Required work:
Filter the entries and keep only the lines where the string "COVID" appears.
## BEGIN Data lines
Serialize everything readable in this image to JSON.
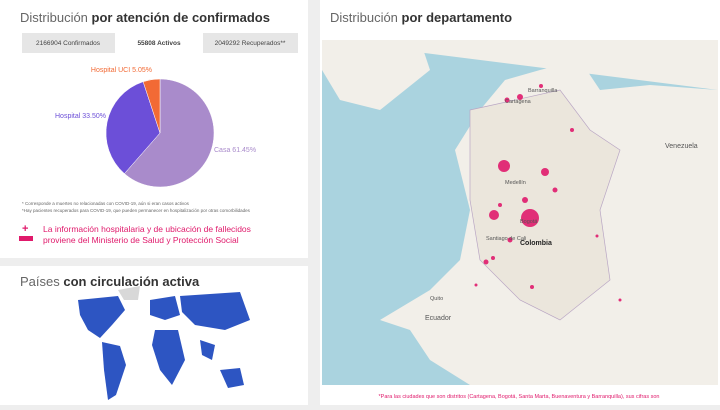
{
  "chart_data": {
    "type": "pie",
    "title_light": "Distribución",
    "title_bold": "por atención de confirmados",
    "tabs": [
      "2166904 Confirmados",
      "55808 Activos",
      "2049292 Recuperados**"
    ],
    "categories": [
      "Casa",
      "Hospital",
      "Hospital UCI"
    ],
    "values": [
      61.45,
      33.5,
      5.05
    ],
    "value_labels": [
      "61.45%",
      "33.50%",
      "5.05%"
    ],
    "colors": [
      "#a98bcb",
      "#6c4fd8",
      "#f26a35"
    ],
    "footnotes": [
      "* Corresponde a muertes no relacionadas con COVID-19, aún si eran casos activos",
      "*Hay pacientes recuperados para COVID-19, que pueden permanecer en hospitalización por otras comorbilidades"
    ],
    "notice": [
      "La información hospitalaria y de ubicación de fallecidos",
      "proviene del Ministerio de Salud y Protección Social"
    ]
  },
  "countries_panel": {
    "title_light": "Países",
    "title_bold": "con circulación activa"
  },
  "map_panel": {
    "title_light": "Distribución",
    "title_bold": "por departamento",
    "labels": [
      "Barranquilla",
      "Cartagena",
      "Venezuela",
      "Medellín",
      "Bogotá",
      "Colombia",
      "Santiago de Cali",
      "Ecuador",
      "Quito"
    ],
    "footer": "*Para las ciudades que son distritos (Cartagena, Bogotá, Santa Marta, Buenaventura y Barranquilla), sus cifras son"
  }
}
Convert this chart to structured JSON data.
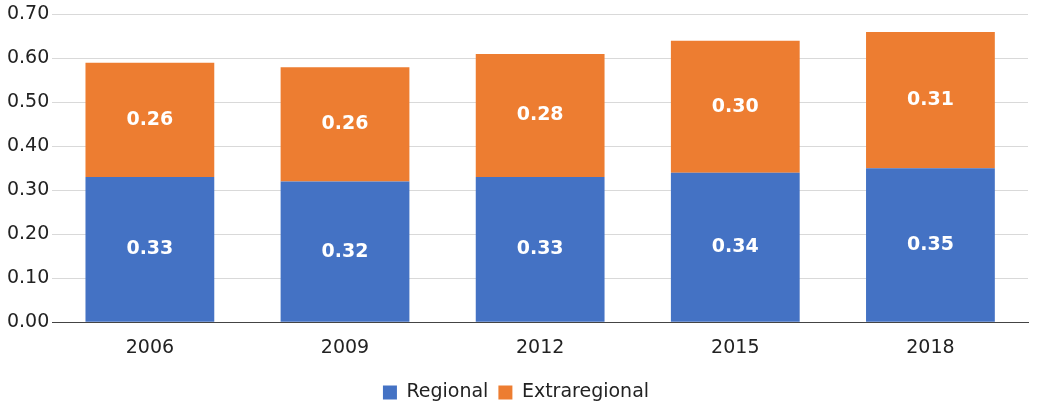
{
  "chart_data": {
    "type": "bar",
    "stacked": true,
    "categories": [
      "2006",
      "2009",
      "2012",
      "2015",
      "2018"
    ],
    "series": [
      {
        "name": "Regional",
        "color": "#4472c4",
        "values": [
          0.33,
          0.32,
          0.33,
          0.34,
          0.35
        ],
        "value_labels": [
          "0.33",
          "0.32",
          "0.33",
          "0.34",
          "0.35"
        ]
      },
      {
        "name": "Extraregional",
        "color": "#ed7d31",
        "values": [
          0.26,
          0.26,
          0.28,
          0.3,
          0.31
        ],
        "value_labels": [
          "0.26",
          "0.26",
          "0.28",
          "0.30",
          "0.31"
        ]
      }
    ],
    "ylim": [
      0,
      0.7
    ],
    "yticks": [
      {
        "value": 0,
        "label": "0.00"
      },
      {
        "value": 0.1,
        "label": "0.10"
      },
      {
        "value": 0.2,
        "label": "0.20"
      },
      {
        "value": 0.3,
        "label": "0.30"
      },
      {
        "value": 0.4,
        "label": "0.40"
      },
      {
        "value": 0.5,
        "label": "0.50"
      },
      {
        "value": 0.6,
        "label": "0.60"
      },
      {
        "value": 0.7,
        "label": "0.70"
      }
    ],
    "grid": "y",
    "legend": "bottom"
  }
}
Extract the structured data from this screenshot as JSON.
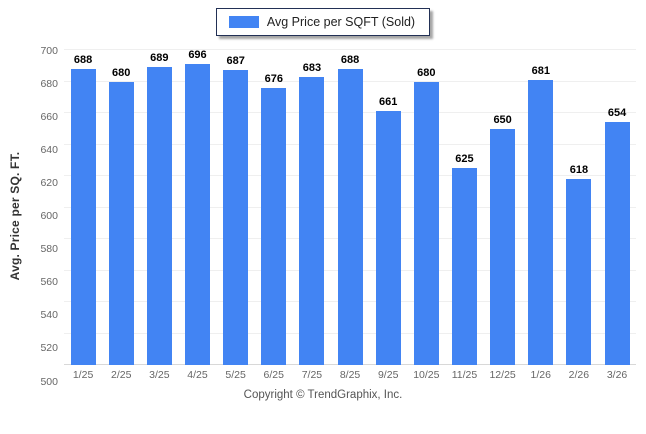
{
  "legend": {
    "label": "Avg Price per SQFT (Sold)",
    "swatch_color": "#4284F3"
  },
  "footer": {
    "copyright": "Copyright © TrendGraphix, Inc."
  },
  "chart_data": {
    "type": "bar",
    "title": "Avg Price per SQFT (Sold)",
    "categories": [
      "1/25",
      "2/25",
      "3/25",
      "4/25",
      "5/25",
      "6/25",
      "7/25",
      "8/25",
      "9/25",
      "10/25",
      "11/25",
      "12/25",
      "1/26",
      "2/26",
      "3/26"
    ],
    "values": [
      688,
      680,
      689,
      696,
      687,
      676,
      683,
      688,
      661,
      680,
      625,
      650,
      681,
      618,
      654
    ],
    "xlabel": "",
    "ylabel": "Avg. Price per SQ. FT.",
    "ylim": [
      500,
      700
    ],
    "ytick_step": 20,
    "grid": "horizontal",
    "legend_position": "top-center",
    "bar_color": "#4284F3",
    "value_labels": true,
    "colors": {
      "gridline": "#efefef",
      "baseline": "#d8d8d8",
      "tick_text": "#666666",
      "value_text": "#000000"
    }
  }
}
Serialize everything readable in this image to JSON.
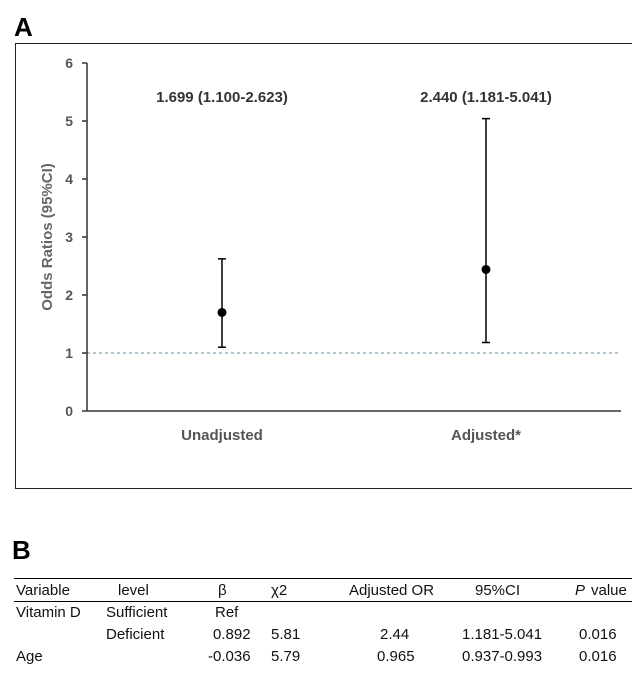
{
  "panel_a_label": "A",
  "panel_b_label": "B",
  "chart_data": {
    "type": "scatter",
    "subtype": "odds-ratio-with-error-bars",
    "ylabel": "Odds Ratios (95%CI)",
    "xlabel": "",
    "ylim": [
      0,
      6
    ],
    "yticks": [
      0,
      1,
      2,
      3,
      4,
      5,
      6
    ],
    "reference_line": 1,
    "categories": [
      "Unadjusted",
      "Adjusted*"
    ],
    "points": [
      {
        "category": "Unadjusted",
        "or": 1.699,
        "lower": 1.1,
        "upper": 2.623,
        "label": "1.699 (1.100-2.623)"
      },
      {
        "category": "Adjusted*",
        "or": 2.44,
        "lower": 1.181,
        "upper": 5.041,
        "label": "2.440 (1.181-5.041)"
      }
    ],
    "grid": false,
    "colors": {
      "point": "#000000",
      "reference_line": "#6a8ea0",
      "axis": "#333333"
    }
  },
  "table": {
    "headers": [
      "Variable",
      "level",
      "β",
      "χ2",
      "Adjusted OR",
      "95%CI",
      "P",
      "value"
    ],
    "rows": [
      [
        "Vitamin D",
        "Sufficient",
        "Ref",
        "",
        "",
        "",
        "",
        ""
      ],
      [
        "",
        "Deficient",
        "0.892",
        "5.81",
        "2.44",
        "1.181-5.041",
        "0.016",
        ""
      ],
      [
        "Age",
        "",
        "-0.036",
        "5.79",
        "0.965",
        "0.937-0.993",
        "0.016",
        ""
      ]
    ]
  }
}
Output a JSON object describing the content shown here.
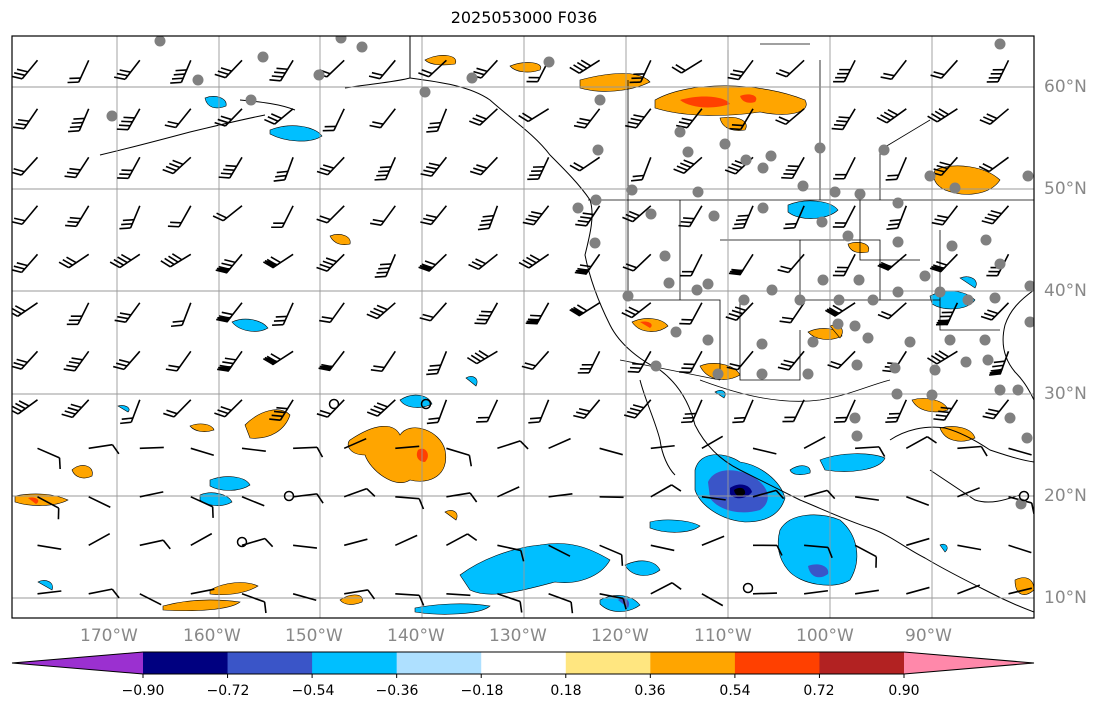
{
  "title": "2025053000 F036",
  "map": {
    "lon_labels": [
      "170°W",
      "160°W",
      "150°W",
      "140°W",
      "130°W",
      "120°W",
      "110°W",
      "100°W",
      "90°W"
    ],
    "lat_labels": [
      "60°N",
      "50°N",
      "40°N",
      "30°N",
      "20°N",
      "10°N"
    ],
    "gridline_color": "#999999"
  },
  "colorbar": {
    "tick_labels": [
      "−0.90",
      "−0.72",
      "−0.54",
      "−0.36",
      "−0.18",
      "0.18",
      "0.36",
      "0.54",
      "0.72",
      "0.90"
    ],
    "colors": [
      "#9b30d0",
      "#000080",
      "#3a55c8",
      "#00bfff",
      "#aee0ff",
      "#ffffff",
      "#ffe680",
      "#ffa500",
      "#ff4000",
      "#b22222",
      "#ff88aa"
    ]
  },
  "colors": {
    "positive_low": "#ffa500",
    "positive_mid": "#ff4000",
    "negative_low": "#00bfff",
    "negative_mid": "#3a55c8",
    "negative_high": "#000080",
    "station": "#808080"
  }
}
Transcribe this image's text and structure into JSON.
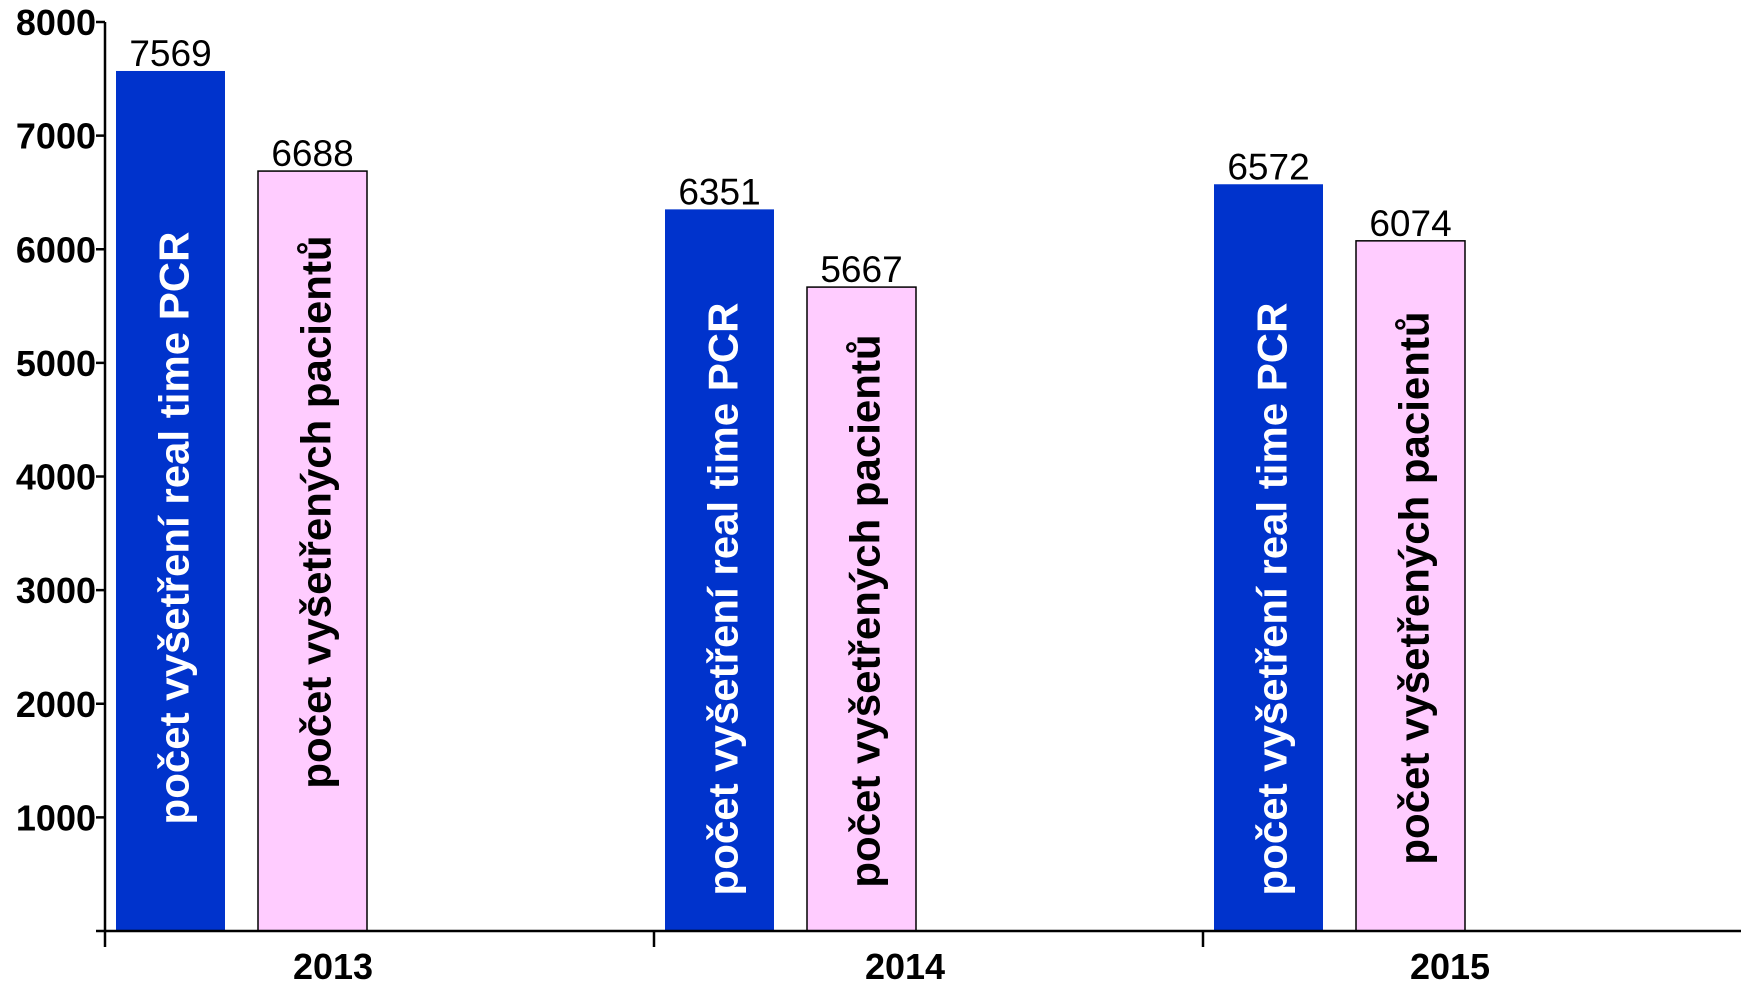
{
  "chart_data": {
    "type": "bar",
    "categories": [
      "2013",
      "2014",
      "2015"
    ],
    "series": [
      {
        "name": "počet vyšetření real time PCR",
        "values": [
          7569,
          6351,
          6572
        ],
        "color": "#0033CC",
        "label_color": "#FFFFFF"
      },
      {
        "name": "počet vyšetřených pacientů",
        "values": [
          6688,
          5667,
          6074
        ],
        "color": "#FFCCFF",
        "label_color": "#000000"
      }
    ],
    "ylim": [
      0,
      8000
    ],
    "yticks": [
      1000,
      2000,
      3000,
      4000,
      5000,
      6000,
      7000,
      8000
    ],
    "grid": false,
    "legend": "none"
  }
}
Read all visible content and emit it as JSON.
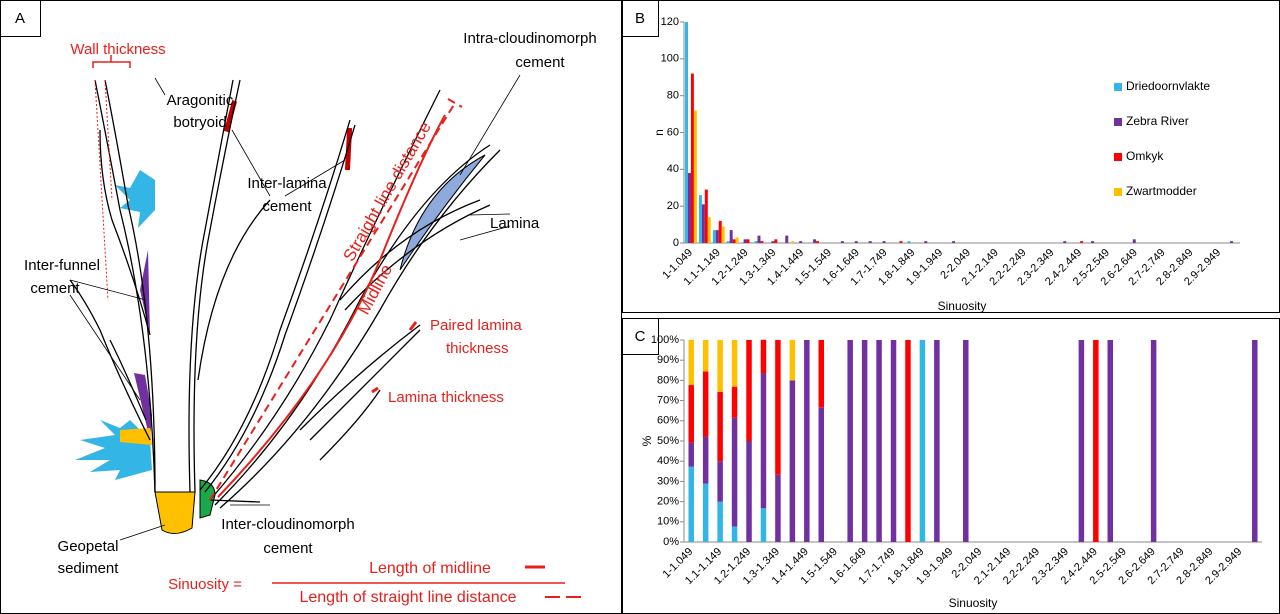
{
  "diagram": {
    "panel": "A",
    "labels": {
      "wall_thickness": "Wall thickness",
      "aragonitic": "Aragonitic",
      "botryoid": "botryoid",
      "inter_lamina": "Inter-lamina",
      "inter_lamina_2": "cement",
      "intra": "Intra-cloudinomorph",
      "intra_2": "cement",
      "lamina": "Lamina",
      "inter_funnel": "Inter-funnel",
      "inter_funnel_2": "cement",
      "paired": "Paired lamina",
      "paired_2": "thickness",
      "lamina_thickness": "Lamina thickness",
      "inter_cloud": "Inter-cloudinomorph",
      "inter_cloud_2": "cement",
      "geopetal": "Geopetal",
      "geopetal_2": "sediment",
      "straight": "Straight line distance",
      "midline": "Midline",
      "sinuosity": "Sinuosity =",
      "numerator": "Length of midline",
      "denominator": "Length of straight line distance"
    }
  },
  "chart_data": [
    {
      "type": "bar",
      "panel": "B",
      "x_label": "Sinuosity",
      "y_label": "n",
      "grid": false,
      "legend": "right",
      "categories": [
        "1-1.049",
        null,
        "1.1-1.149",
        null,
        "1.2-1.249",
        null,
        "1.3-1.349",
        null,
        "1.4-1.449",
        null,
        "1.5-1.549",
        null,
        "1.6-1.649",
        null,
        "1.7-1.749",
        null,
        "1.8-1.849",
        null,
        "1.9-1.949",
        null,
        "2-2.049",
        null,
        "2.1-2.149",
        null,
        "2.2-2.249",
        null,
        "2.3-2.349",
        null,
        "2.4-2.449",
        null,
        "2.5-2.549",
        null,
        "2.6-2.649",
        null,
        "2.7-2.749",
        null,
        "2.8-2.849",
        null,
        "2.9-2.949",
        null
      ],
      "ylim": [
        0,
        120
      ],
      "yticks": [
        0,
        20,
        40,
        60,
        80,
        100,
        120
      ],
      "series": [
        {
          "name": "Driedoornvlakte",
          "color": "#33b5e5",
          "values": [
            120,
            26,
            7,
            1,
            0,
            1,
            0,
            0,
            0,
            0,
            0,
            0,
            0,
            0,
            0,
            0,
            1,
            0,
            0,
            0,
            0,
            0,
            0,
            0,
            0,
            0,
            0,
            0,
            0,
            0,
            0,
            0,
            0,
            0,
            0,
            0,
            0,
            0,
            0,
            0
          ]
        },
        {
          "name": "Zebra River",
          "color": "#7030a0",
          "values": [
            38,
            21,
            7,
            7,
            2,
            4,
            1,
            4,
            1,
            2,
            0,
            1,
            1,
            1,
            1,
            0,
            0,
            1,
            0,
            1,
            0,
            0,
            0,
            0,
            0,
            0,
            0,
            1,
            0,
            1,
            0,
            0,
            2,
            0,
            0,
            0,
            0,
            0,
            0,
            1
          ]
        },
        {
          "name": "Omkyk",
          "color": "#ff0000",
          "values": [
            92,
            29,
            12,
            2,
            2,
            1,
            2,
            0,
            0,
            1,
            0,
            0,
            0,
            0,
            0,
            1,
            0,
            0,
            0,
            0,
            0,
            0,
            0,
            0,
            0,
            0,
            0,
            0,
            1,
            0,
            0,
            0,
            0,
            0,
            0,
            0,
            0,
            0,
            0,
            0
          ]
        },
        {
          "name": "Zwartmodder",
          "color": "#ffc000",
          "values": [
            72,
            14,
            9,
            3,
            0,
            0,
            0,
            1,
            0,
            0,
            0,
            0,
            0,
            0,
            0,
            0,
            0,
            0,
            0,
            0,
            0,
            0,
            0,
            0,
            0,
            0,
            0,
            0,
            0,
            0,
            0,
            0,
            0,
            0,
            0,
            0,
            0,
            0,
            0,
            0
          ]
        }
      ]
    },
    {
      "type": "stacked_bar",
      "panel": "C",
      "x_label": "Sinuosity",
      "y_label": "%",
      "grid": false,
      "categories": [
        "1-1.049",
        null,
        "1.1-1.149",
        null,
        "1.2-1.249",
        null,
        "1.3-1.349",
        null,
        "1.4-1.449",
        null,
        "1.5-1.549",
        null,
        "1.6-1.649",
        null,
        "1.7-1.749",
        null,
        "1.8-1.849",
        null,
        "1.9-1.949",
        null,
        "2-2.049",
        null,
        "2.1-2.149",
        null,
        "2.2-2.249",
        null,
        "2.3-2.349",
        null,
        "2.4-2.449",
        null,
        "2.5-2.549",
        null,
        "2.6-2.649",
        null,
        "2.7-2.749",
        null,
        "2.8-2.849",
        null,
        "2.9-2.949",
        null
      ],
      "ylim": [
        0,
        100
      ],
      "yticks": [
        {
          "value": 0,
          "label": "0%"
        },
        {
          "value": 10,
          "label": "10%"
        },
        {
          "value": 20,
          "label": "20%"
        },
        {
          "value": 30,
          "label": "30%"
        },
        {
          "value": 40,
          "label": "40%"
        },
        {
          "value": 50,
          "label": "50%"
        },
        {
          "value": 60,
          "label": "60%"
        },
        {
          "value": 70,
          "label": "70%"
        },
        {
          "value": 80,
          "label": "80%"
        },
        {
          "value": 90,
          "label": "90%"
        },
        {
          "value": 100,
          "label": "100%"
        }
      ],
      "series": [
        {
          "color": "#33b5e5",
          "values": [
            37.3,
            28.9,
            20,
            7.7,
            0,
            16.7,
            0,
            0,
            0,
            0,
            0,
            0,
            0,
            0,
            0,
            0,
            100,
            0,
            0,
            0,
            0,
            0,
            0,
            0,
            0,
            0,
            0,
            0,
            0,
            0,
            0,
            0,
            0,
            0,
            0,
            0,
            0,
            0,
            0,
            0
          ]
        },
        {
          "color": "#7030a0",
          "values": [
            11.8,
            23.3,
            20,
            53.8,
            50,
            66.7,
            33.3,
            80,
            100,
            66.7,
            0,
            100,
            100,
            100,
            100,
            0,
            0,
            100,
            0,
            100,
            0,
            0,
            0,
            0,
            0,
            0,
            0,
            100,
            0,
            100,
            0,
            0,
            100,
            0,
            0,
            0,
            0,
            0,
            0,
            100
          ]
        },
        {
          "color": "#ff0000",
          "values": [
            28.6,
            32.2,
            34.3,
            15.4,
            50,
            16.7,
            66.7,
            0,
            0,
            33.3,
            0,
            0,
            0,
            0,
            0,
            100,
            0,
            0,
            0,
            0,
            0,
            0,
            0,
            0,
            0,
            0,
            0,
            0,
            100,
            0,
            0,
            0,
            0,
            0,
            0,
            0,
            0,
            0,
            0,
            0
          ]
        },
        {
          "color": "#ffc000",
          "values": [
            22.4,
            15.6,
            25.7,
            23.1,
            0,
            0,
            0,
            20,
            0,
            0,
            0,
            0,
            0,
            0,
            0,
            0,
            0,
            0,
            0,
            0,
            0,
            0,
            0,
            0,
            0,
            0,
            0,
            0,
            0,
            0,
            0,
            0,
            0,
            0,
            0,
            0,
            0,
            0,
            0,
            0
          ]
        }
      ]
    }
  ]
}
## END Data lines
Reply:
      "* Corresponde a muertes no relacionadas con COVID-19, aún si eran casos activos",
      "*Hay pacientes recuperados para COVID-19, que pueden permanecer en hospitalización por otras comorbilidades"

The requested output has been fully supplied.